(PROBLEM DESCRIPTION):
For each line below that includes the word "JSON", make a copy.

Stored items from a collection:
=====

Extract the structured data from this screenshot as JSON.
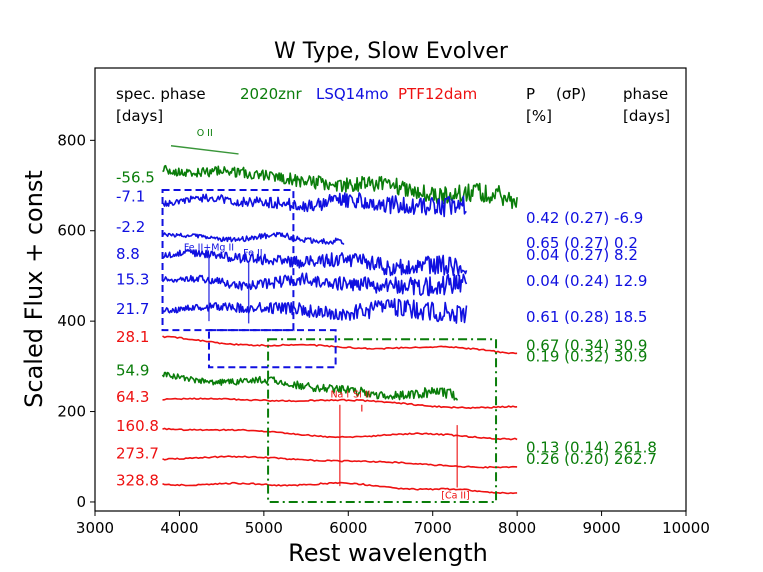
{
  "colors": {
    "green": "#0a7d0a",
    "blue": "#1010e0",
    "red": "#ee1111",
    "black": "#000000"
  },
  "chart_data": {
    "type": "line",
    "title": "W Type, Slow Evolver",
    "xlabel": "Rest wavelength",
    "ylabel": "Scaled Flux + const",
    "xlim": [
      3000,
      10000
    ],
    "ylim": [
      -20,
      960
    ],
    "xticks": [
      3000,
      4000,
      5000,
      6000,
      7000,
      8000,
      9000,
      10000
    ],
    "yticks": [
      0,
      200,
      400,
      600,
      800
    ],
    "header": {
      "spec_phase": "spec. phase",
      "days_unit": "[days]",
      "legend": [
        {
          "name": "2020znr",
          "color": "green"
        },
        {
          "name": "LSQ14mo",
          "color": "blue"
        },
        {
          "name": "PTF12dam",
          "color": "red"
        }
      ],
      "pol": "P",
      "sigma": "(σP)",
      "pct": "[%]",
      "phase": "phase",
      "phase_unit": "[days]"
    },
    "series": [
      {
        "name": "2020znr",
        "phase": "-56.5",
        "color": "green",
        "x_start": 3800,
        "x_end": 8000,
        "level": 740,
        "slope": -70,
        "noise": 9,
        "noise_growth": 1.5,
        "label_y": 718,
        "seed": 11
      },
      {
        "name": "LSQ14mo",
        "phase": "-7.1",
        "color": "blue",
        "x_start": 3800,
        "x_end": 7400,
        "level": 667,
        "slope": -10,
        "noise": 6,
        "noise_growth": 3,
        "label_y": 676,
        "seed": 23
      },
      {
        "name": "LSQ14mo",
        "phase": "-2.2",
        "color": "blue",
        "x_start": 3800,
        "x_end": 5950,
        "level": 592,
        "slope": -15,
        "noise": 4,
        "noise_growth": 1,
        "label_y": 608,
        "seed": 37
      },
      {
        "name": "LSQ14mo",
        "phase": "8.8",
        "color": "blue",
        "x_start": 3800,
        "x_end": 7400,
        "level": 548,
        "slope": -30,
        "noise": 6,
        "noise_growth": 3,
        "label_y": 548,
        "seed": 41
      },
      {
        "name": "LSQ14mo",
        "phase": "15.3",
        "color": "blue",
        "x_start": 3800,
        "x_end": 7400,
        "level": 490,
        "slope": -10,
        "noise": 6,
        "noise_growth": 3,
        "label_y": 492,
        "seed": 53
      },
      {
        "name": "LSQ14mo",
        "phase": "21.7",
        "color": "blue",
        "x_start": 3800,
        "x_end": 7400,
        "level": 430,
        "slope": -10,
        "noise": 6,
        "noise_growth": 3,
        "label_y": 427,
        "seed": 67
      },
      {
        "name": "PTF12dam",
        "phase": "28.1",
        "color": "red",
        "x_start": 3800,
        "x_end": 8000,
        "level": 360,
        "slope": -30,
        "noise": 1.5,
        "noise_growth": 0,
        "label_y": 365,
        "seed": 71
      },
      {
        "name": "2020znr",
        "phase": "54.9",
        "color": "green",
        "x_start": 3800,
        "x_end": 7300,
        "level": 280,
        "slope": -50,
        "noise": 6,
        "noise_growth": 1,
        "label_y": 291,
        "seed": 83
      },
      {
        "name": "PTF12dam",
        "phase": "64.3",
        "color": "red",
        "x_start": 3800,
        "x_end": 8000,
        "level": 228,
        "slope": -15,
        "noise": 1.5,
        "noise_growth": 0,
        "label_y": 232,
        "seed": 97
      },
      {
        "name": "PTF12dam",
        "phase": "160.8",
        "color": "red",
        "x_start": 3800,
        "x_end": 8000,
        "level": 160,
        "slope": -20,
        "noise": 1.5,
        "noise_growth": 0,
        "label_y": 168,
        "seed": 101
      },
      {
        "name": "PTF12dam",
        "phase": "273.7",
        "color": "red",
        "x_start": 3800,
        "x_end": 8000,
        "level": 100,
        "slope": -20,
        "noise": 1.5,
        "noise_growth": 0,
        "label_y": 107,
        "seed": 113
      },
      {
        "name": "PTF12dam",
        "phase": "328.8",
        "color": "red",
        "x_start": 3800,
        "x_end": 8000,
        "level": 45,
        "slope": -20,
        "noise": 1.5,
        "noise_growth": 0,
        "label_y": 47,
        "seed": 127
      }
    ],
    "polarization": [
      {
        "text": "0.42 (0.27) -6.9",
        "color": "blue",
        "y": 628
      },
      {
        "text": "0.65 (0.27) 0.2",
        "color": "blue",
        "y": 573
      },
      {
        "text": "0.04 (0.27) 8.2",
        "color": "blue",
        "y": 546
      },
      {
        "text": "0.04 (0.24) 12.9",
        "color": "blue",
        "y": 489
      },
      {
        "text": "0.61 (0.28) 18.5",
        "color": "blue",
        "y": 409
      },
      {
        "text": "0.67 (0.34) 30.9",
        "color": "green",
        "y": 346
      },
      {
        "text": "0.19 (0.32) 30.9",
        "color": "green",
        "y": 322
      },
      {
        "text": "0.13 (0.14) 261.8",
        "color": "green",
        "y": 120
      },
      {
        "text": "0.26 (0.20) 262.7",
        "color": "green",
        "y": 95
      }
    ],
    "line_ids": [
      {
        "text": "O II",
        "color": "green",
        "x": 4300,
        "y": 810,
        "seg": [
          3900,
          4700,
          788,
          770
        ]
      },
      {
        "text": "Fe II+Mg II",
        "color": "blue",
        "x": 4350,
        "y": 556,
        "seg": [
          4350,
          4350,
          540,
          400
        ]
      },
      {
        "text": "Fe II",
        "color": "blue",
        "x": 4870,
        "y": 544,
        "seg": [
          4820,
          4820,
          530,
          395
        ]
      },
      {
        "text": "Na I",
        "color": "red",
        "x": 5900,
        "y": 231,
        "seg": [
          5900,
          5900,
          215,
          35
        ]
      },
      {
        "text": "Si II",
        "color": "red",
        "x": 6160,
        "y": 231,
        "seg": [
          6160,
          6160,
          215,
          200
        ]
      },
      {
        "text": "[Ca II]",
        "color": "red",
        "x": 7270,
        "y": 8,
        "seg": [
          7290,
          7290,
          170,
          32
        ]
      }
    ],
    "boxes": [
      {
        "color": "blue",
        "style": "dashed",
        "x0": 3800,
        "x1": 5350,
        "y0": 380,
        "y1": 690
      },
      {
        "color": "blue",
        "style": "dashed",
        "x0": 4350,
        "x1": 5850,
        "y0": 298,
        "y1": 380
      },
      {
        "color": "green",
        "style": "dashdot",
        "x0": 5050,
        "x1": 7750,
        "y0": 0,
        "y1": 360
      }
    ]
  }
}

=====

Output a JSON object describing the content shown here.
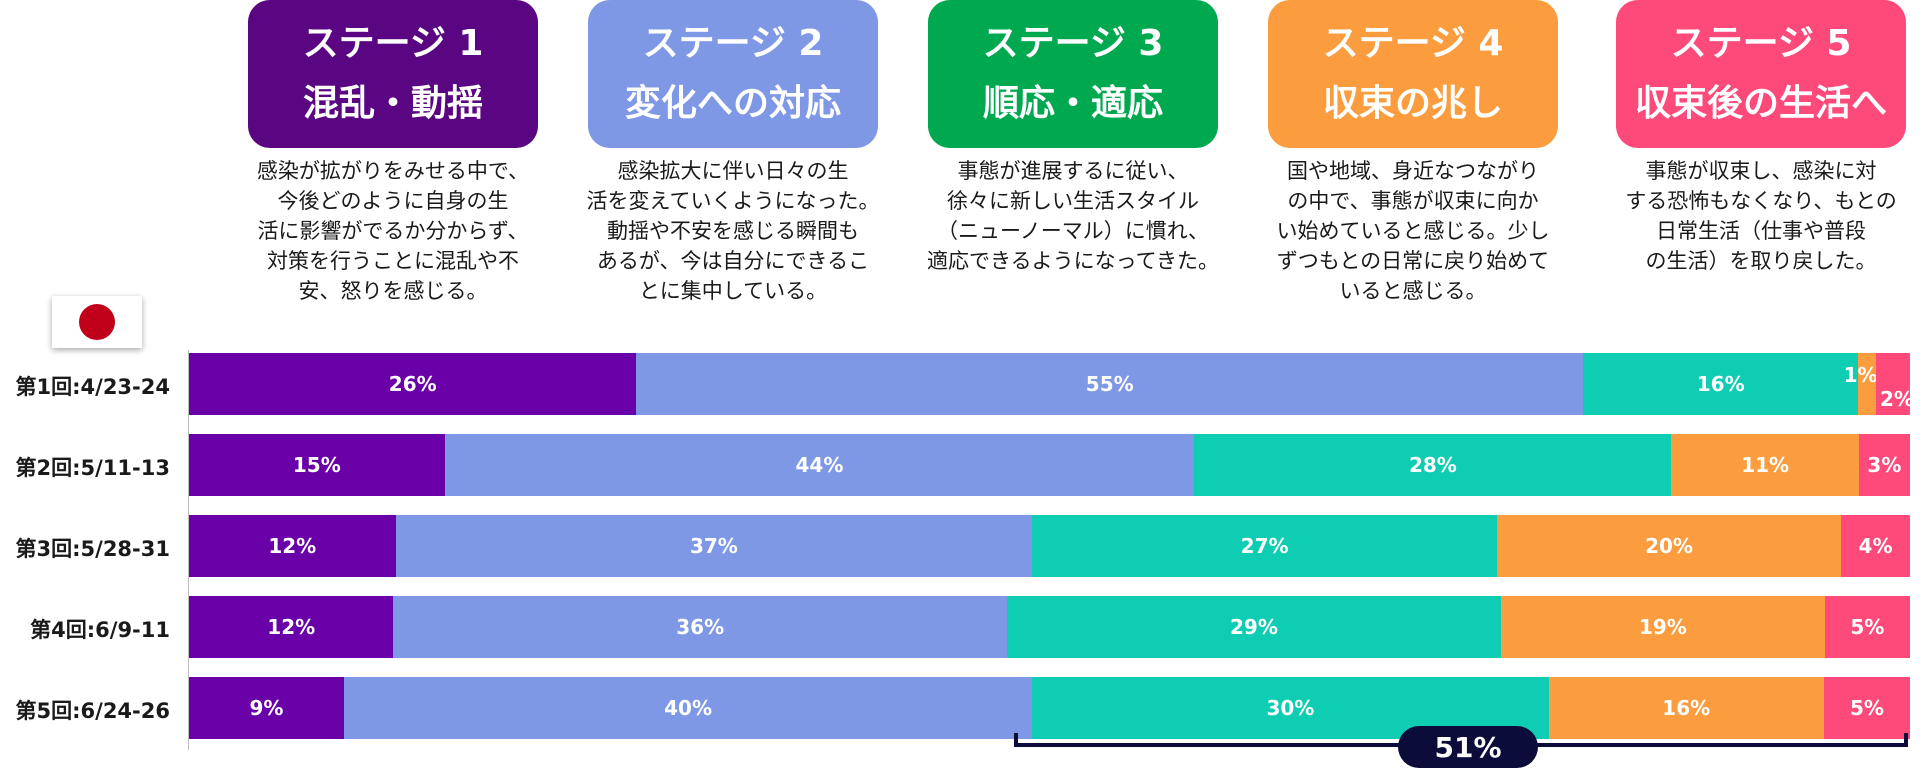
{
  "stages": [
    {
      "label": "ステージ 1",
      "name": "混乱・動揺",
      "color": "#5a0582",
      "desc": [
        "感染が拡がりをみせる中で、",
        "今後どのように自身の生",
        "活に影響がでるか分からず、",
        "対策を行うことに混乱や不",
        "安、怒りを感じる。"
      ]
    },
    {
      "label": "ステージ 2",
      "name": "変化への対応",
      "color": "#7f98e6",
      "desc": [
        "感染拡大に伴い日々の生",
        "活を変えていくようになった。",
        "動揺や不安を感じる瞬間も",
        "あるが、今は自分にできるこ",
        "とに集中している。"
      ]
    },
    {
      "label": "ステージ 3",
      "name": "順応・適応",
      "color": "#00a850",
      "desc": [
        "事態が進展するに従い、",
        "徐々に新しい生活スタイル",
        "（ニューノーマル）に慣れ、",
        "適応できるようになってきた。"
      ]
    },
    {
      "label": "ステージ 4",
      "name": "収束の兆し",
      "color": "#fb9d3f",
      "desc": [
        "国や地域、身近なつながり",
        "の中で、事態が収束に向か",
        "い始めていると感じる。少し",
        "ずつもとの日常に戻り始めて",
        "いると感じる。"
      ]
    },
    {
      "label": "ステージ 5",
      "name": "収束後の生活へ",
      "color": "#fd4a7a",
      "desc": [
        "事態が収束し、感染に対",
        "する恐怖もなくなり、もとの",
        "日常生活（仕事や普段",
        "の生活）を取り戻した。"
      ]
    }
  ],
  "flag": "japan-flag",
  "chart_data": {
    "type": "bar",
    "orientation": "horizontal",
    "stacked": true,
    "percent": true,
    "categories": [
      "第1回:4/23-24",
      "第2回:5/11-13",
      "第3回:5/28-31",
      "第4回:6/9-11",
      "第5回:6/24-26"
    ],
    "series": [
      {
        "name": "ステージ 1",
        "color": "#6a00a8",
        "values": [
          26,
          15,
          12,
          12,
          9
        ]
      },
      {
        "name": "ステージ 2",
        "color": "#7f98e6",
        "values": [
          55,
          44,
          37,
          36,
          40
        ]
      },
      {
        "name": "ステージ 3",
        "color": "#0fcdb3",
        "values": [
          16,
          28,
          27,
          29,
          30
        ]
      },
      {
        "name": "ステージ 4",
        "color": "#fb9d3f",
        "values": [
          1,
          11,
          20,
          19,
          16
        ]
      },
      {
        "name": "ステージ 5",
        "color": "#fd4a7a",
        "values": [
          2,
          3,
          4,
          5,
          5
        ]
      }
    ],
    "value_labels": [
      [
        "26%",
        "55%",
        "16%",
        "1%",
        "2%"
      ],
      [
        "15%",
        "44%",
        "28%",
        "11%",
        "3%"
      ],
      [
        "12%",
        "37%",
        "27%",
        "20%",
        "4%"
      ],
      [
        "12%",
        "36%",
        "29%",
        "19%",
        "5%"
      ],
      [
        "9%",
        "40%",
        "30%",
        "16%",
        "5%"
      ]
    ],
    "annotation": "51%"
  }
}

=====

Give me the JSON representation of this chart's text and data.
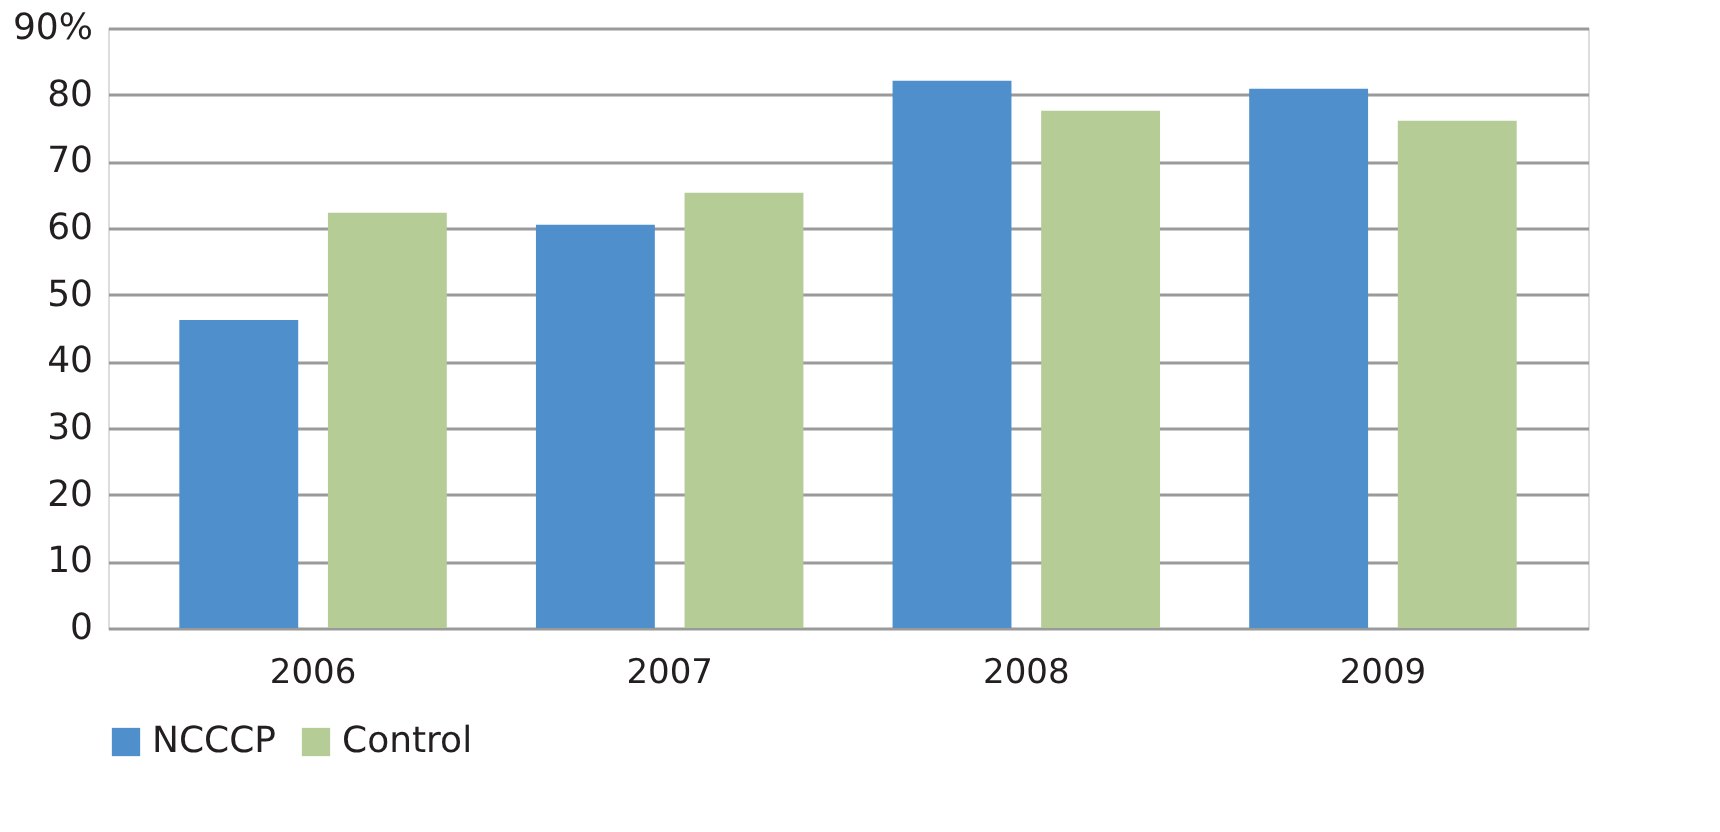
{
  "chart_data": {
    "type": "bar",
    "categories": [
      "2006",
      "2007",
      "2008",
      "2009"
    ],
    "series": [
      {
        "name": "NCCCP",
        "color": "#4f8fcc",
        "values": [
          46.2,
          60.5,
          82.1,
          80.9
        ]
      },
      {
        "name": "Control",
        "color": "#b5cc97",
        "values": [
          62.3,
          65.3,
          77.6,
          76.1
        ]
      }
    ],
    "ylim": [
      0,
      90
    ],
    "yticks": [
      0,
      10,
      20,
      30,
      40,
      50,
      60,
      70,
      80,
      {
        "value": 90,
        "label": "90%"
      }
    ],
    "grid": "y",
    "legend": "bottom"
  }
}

=====

(WRITTEN SOLUTION):
Extract the structured data from this screenshot as JSON.
Output a JSON object describing the content shown here.
Give me the JSON representation of this chart's text and data.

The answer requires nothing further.